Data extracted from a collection
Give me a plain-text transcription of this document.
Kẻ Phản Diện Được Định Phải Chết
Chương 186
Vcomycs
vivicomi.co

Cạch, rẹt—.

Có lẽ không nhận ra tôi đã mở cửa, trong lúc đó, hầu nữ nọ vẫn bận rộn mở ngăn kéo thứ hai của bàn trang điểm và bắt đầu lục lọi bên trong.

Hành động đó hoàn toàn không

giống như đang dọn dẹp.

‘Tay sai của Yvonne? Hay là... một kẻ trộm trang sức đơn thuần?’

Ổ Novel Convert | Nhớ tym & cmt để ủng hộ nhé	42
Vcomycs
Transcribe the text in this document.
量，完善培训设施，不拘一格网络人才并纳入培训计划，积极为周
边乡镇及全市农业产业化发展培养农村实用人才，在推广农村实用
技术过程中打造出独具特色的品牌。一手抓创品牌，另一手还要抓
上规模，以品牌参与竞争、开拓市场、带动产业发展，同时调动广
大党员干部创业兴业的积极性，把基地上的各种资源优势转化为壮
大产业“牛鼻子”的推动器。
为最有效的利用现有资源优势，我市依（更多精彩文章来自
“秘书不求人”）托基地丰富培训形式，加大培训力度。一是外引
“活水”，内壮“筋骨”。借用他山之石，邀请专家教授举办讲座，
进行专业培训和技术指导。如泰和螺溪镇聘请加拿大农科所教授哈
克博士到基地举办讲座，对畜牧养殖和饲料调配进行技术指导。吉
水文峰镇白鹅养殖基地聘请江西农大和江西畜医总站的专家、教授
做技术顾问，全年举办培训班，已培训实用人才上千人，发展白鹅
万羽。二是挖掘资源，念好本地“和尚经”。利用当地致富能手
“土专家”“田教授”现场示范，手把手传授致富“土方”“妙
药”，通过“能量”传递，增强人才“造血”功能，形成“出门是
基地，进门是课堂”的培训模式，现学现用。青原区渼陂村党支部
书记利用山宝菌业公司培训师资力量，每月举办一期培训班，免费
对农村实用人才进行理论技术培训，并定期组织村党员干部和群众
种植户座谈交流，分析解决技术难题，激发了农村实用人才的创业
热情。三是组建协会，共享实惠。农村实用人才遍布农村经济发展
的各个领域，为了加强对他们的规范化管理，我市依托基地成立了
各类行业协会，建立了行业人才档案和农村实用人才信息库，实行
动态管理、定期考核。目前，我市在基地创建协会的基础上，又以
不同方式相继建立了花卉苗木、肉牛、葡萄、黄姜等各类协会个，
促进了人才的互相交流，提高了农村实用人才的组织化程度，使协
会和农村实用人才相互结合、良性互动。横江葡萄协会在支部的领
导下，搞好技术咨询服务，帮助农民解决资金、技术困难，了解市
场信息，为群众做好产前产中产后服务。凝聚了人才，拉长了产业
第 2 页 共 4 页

- EXERCISE PROMPT
Which lines in the listing above hold the word "trang"? Show each of them.

- WRITTEN REPLY
Có lẽ không nhận ra tôi đã mở cửa, trong lúc đó, hầu nữ nọ vẫn bận rộn mở ngăn kéo thứ hai của bàn trang điểm và bắt đầu lục lọi bên trong.
‘Tay sai của Yvonne? Hay là... một kẻ trộm trang sức đơn thuần?’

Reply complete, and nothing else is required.